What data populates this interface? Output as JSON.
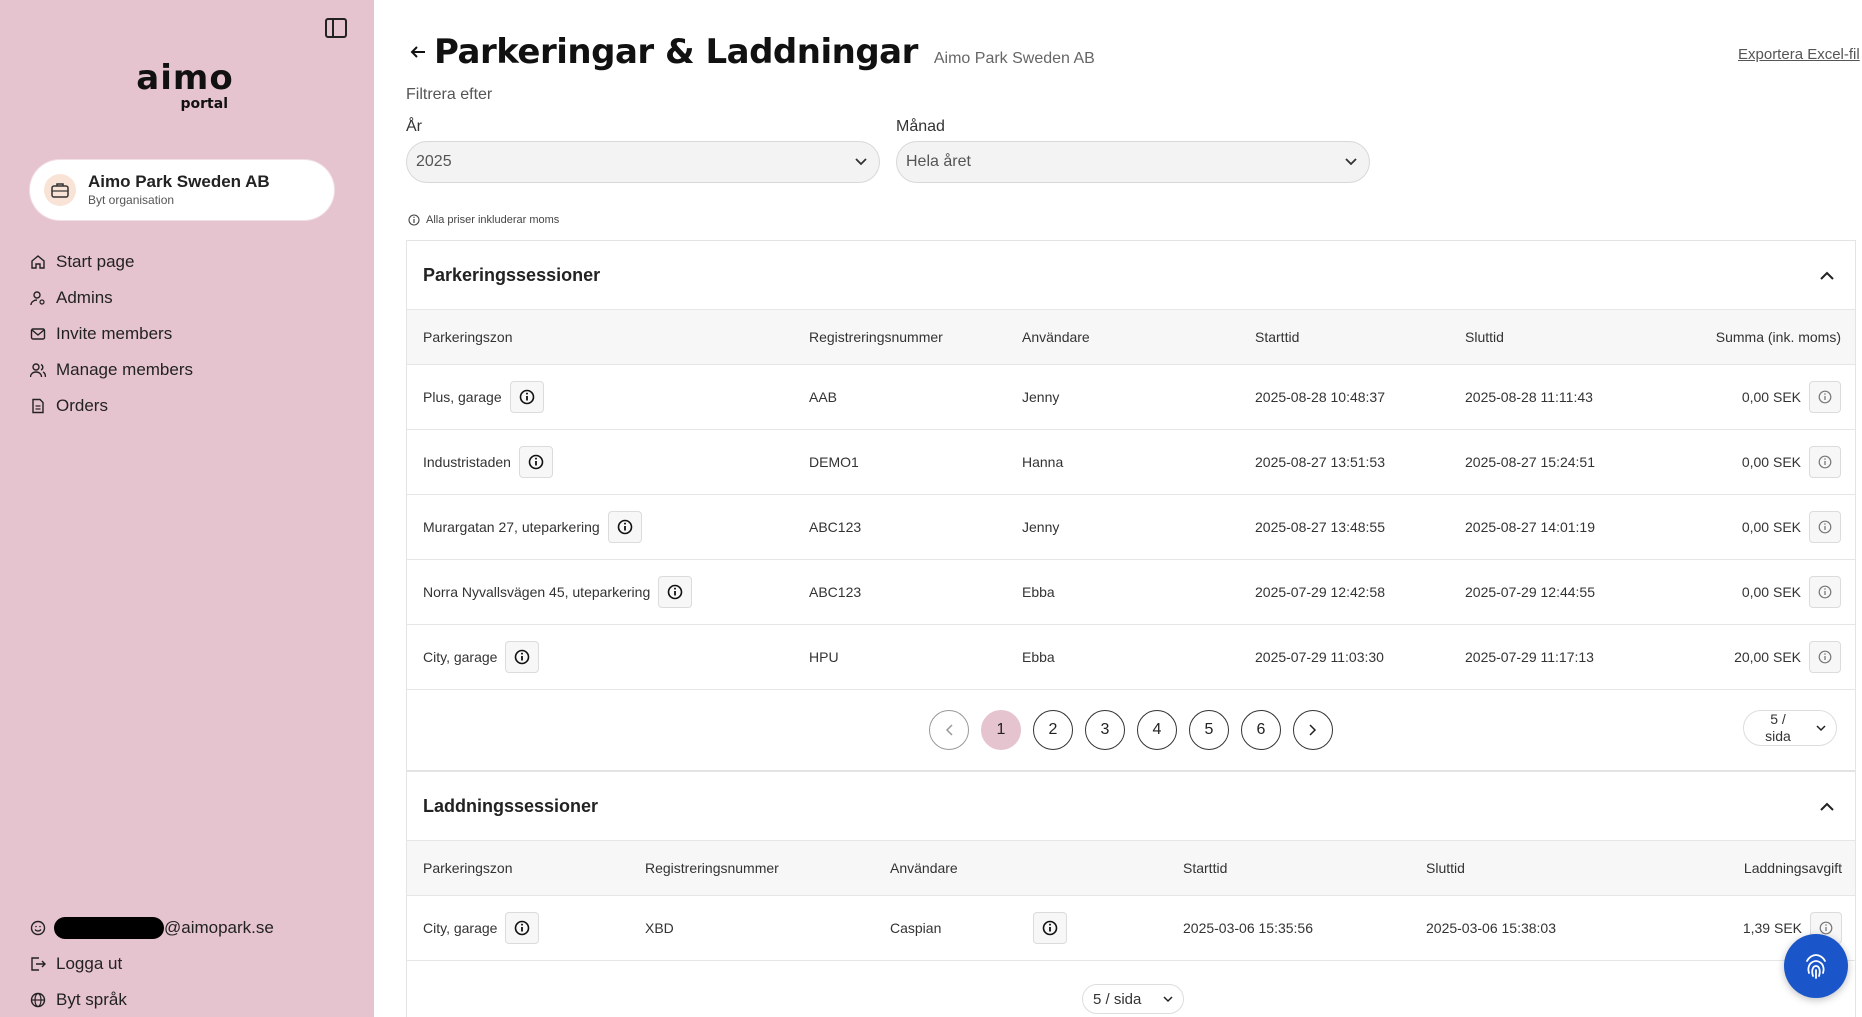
{
  "sidebar": {
    "logo": {
      "main": "aimo",
      "sub": "portal"
    },
    "org": {
      "name": "Aimo Park Sweden AB",
      "switch_label": "Byt organisation"
    },
    "nav": [
      {
        "label": "Start page",
        "icon": "home-icon"
      },
      {
        "label": "Admins",
        "icon": "admin-icon"
      },
      {
        "label": "Invite members",
        "icon": "mail-icon"
      },
      {
        "label": "Manage members",
        "icon": "users-icon"
      },
      {
        "label": "Orders",
        "icon": "document-icon"
      }
    ],
    "user_email_domain": "@aimopark.se",
    "logout_label": "Logga ut",
    "language_label": "Byt språk"
  },
  "header": {
    "title": "Parkeringar & Laddningar",
    "org": "Aimo Park Sweden AB",
    "export_label": "Exportera Excel-fil"
  },
  "filters": {
    "label": "Filtrera efter",
    "year_label": "År",
    "year_value": "2025",
    "month_label": "Månad",
    "month_value": "Hela året",
    "vat_note": "Alla priser inkluderar moms"
  },
  "parking": {
    "title": "Parkeringssessioner",
    "columns": [
      "Parkeringszon",
      "Registreringsnummer",
      "Användare",
      "Starttid",
      "Sluttid",
      "Summa (ink. moms)"
    ],
    "rows": [
      {
        "zone": "Plus, garage",
        "reg": "AAB",
        "user": "Jenny",
        "start": "2025-08-28 10:48:37",
        "end": "2025-08-28 11:11:43",
        "sum": "0,00 SEK"
      },
      {
        "zone": "Industristaden",
        "reg": "DEMO1",
        "user": "Hanna",
        "start": "2025-08-27 13:51:53",
        "end": "2025-08-27 15:24:51",
        "sum": "0,00 SEK"
      },
      {
        "zone": "Murargatan 27, uteparkering",
        "reg": "ABC123",
        "user": "Jenny",
        "start": "2025-08-27 13:48:55",
        "end": "2025-08-27 14:01:19",
        "sum": "0,00 SEK"
      },
      {
        "zone": "Norra Nyvallsvägen 45, uteparkering",
        "reg": "ABC123",
        "user": "Ebba",
        "start": "2025-07-29 12:42:58",
        "end": "2025-07-29 12:44:55",
        "sum": "0,00 SEK"
      },
      {
        "zone": "City, garage",
        "reg": "HPU",
        "user": "Ebba",
        "start": "2025-07-29 11:03:30",
        "end": "2025-07-29 11:17:13",
        "sum": "20,00 SEK"
      }
    ],
    "pages": [
      "1",
      "2",
      "3",
      "4",
      "5",
      "6"
    ],
    "current_page": "1",
    "per_page": "5 / sida"
  },
  "charging": {
    "title": "Laddningssessioner",
    "columns": [
      "Parkeringszon",
      "Registreringsnummer",
      "Användare",
      "Starttid",
      "Sluttid",
      "Laddningsavgift"
    ],
    "rows": [
      {
        "zone": "City, garage",
        "reg": "XBD",
        "user": "Caspian",
        "start": "2025-03-06 15:35:56",
        "end": "2025-03-06 15:38:03",
        "fee": "1,39 SEK"
      }
    ],
    "per_page": "5 / sida"
  },
  "colors": {
    "sidebar_bg": "#e6c4cf",
    "accent": "#e6c4cf",
    "chat_button": "#1a56c9"
  }
}
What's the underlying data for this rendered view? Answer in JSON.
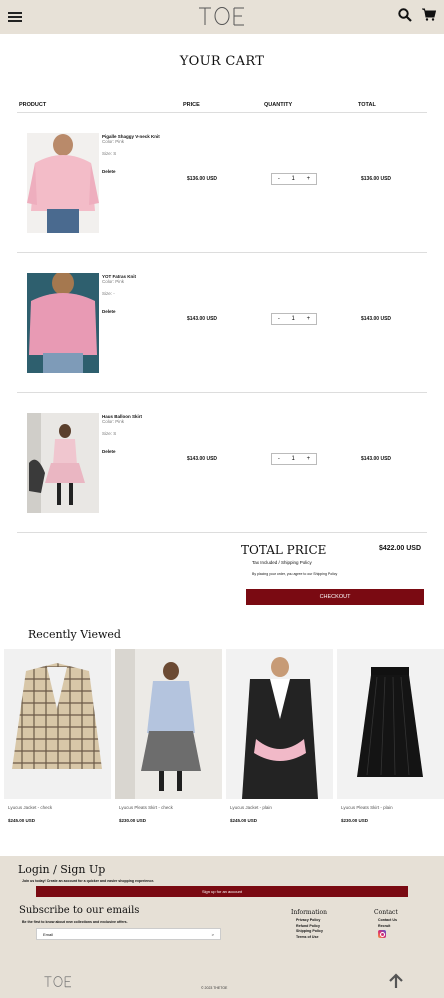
{
  "header": {
    "logo_text": "TOE",
    "menu_icon": "hamburger-icon",
    "search_icon": "search-icon",
    "cart_icon": "cart-icon"
  },
  "cart": {
    "title": "YOUR CART",
    "columns": {
      "product": "PRODUCT",
      "price": "PRICE",
      "quantity": "QUANTITY",
      "total": "TOTAL"
    },
    "items": [
      {
        "name": "Pigalle Shaggy V-neck Knit",
        "color": "Color: Pink",
        "size": "Size: S",
        "delete": "Delete",
        "price": "$136.00 USD",
        "qty": "1",
        "total": "$136.00 USD",
        "minus": "-",
        "plus": "+"
      },
      {
        "name": "YOT Fatras Knit",
        "color": "Color: Pink",
        "size": "Size: -",
        "delete": "Delete",
        "price": "$143.00 USD",
        "qty": "1",
        "total": "$143.00 USD",
        "minus": "-",
        "plus": "+"
      },
      {
        "name": "Haus Balloon Skirt",
        "color": "Color: Pink",
        "size": "Size: S",
        "delete": "Delete",
        "price": "$143.00 USD",
        "qty": "1",
        "total": "$143.00 USD",
        "minus": "-",
        "plus": "+"
      }
    ],
    "total_label": "TOTAL PRICE",
    "total_amount": "$422.00 USD",
    "tax_note": "Tax Included / Shipping Policy",
    "agree_note": "By placing your order, you agree to our Shipping Policy",
    "checkout": "CHECKOUT"
  },
  "recently_viewed": {
    "title": "Recently Viewed",
    "items": [
      {
        "name": "Lyucus Jacket - check",
        "price": "$245.00 USD"
      },
      {
        "name": "Lyucus Pleats Skirt - check",
        "price": "$230.00 USD"
      },
      {
        "name": "Lyucus Jacket - plain",
        "price": "$245.00 USD"
      },
      {
        "name": "Lyucus Pleats Skirt - plain",
        "price": "$230.00 USD"
      }
    ]
  },
  "footer": {
    "login_title": "Login / Sign Up",
    "join_text": "Join us today! Create an account for a quicker and easier shopping experience.",
    "signup_button": "Sign up for an account",
    "subscribe_title": "Subscribe to our emails",
    "subscribe_text": "Be the first to know about new collections and exclusive offers.",
    "email_placeholder": "Email",
    "email_arrow": ">",
    "info_title": "Information",
    "info_links": [
      "Privacy Policy",
      "Refund Policy",
      "Shipping Policy",
      "Terms of Use"
    ],
    "contact_title": "Contact",
    "contact_links": [
      "Contact Us",
      "Recruit"
    ],
    "logo_text": "TOE",
    "copyright": "© 2023 THETOE"
  }
}
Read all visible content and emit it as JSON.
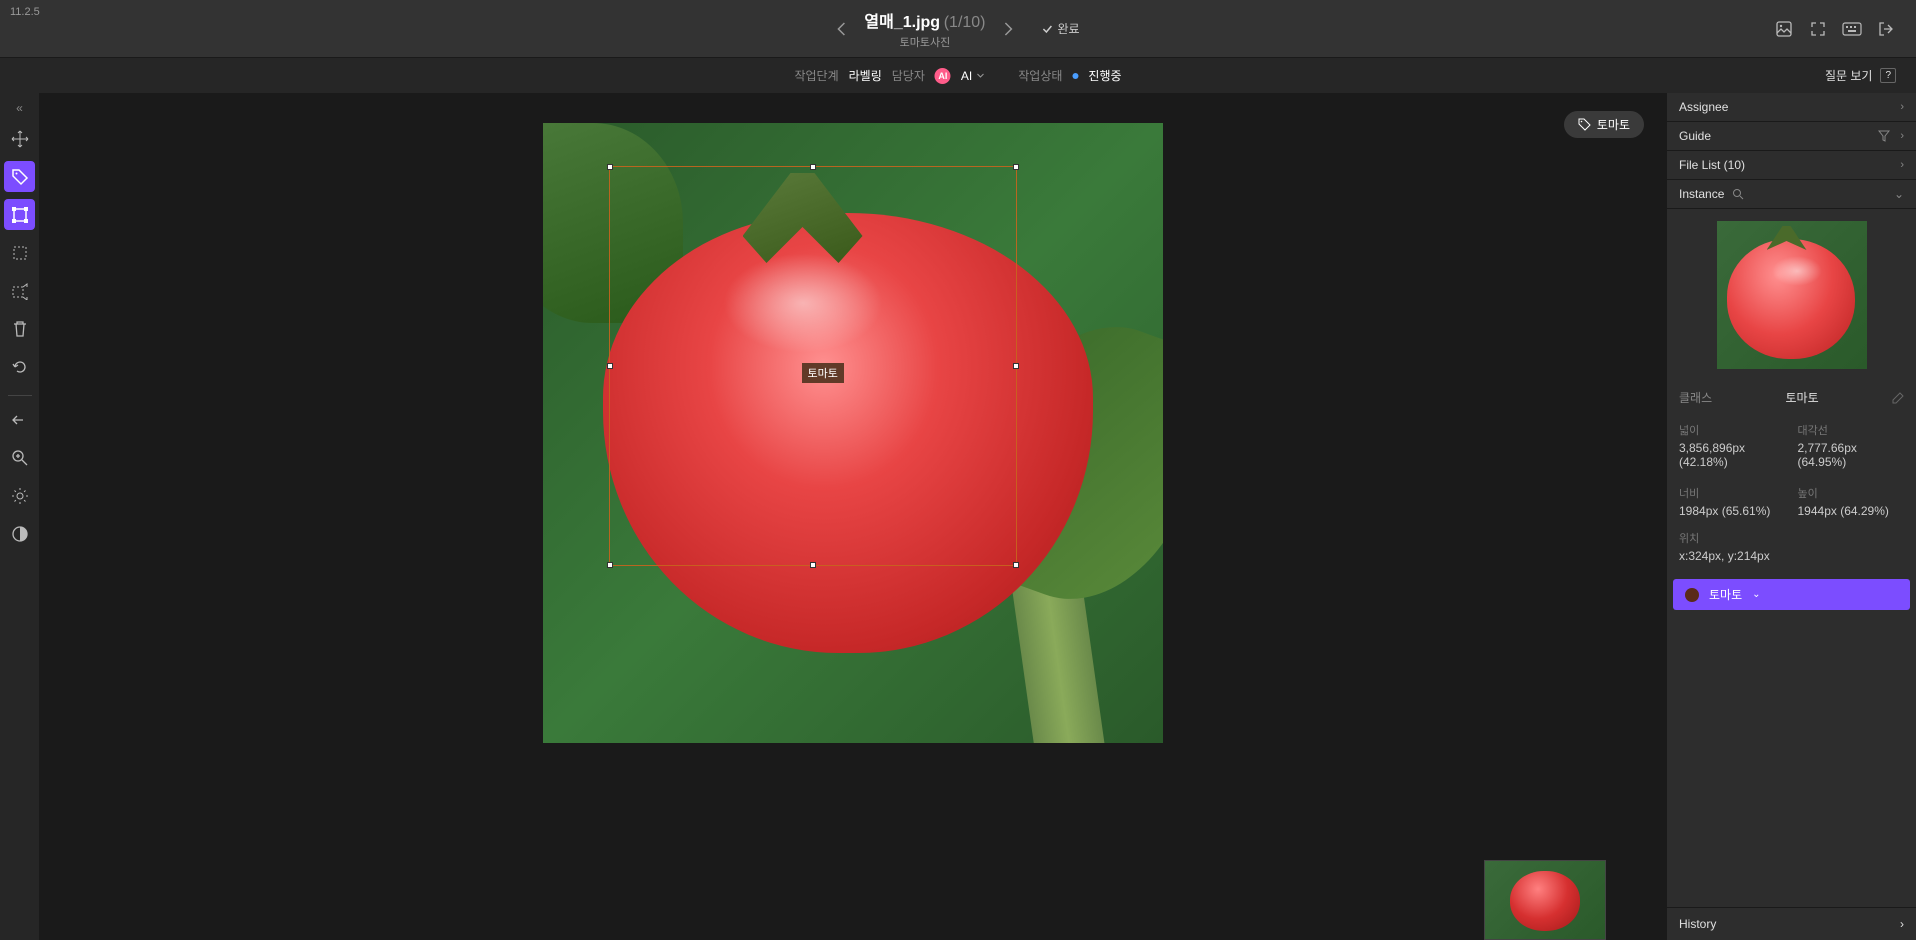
{
  "version": "11.2.5",
  "header": {
    "filename": "열매_1.jpg",
    "counter": "(1/10)",
    "subtitle": "토마토사진",
    "complete": "완료"
  },
  "subheader": {
    "stage_label": "작업단계",
    "stage_value": "라벨링",
    "assignee_label": "담당자",
    "ai_label": "AI",
    "status_label": "작업상태",
    "status_value": "진행중",
    "question": "질문 보기"
  },
  "canvas": {
    "tag": "토마토",
    "bbox_label": "토마토"
  },
  "panel": {
    "assignee": "Assignee",
    "guide": "Guide",
    "filelist": "File List (10)",
    "instance": "Instance",
    "class_label": "클래스",
    "class_value": "토마토",
    "dims": {
      "area_label": "넓이",
      "area_value": "3,856,896px (42.18%)",
      "diag_label": "대각선",
      "diag_value": "2,777.66px (64.95%)",
      "width_label": "너비",
      "width_value": "1984px (65.61%)",
      "height_label": "높이",
      "height_value": "1944px (64.29%)",
      "pos_label": "위치",
      "pos_value": "x:324px, y:214px"
    },
    "instance_name": "토마토",
    "history": "History"
  }
}
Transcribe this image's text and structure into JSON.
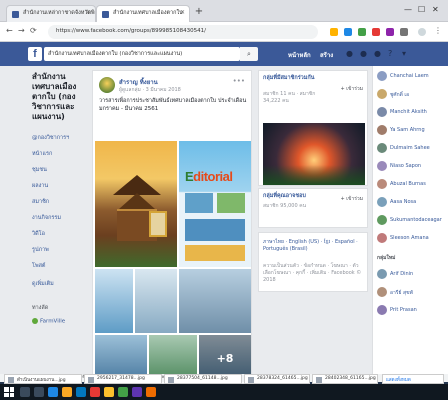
{
  "browser": {
    "tabs": [
      {
        "label": "สำนักงานเหล่ากาชาดจังหวัดพิ"
      },
      {
        "label": "สำนักงานเทศบาลเมืองตากใบ"
      }
    ],
    "url": "https://www.facebook.com/groups/899985108430541/",
    "status_url": "https://www.facebook.com/photo.php?fbid=-4391638883838...&set=pcb.22258474152784...",
    "downloads": [
      {
        "name": "ดำเนินงานแผนงาน...jpg"
      },
      {
        "name": "2956217_31478...jpg"
      },
      {
        "name": "28377504_61148...jpg"
      },
      {
        "name": "28378324_61465...jpg"
      },
      {
        "name": "28402348_61165...jpg"
      }
    ],
    "show_all": "แสดงทั้งหมด"
  },
  "facebook": {
    "search_value": "สำนักงานเทศบาลเมืองตากใบ (กองวิชาการและแผนงาน)",
    "header_right": [
      "หน้าหลัก",
      "สร้าง"
    ],
    "page_name": "สำนักงานเทศบาลเมืองตากใบ (กองวิชาการและแผนงาน)",
    "page_handle": "@กองวิชาการฯ",
    "left_nav": [
      "หน้าแรก",
      "ชุมชน",
      "ผลงาน",
      "สมาชิก",
      "งานกิจกรรม",
      "วิดีโอ",
      "รูปภาพ",
      "โพสต์",
      "ดูเพิ่มเติม"
    ],
    "left_extra": "ทางลัด",
    "farmville": "FarmVille",
    "post": {
      "author": "สำราญ ทิ้งยาน",
      "meta": "ผู้ดูแลกลุ่ม · 3 มีนาคม 2018",
      "text": "วารสารเพื่อการประชาสัมพันธ์เทศบาลเมืองตากใบ ประจำเดือน มกราคม - มีนาคม 2561",
      "editorial_word": "ditorial",
      "editorial_first": "E",
      "more_photos": "+8"
    },
    "right": {
      "card1_title": "กลุ่มที่มีสมาชิกร่วมกัน",
      "card1_sub": "สมาชิก 11 คน · สมาชิก 34,222 คน",
      "card1_btn": "+ เข้าร่วม",
      "card2_title": "กลุ่มที่คุณอาจชอบ",
      "card2_sub": "สมาชิก 95,000 คน",
      "card2_btn": "+ เข้าร่วม",
      "lang_text": "ภาษาไทย · English (US) · ខ្មែរ · Español · Português (Brasil)",
      "footer": "ความเป็นส่วนตัว · ข้อกำหนด · โฆษณา · ตัวเลือกโฆษณา · คุกกี้ · เพิ่มเติม · Facebook © 2018"
    },
    "chat": {
      "contacts": [
        "Chanchai Laem",
        "ชูศักดิ์ เอ",
        "Manchit Aksith",
        "Ya Sam Ahrng",
        "Dulmaim Sahee",
        "Niaso Sapon",
        "Abuzal Burnas",
        "Aasa Nosa",
        "Sukumantodaceagar",
        "Sleeson Amana"
      ],
      "section": "กลุ่มใหม่",
      "contacts2": [
        "Arif Dinin",
        "อารีย์ สุขพั",
        "Prit Prasan"
      ]
    }
  }
}
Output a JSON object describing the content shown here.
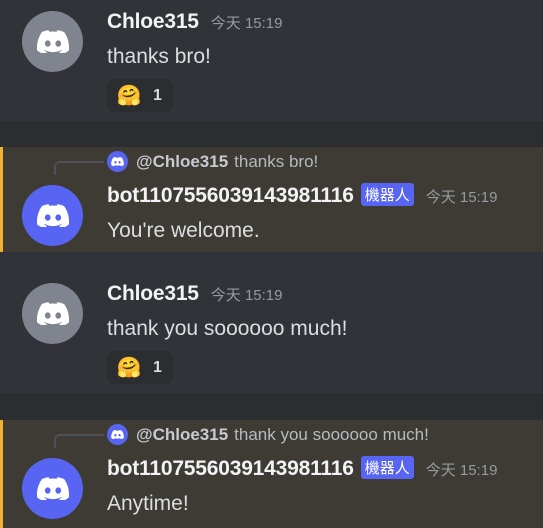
{
  "messages": [
    {
      "author": "Chloe315",
      "timestamp": "今天 15:19",
      "content": "thanks bro!",
      "avatar_icon": "discord-logo-icon",
      "reaction": {
        "emoji": "🤗",
        "count": "1"
      }
    },
    {
      "reply": {
        "mention": "@Chloe315",
        "text": "thanks bro!"
      },
      "author": "bot1107556039143981116",
      "bot_tag": "機器人",
      "timestamp": "今天 15:19",
      "content": "You're welcome.",
      "avatar_icon": "discord-logo-icon"
    },
    {
      "author": "Chloe315",
      "timestamp": "今天 15:19",
      "content": "thank you soooooo much!",
      "avatar_icon": "discord-logo-icon",
      "reaction": {
        "emoji": "🤗",
        "count": "1"
      }
    },
    {
      "reply": {
        "mention": "@Chloe315",
        "text": "thank you soooooo much!"
      },
      "author": "bot1107556039143981116",
      "bot_tag": "機器人",
      "timestamp": "今天 15:19",
      "content": "Anytime!",
      "avatar_icon": "discord-logo-icon"
    }
  ],
  "colors": {
    "background": "#313338",
    "highlight_background": "#3d3b33",
    "highlight_border": "#f0b132",
    "bot_avatar": "#5865f2",
    "user_avatar": "#80848e",
    "bot_tag": "#5865f2"
  }
}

=-=-=-=-=

### WRITTEN TASK
Copy out the lines in which the string "zone" appears.

### CORRECT ANSWER
        "zone": "Plus, garage",
        "zone": "Industristaden",
        "zone": "Murargatan 27, uteparkering",
        "zone": "Norra Nyvallsvägen 45, uteparkering",
        "zone": "City, garage",
        "zone": "City, garage",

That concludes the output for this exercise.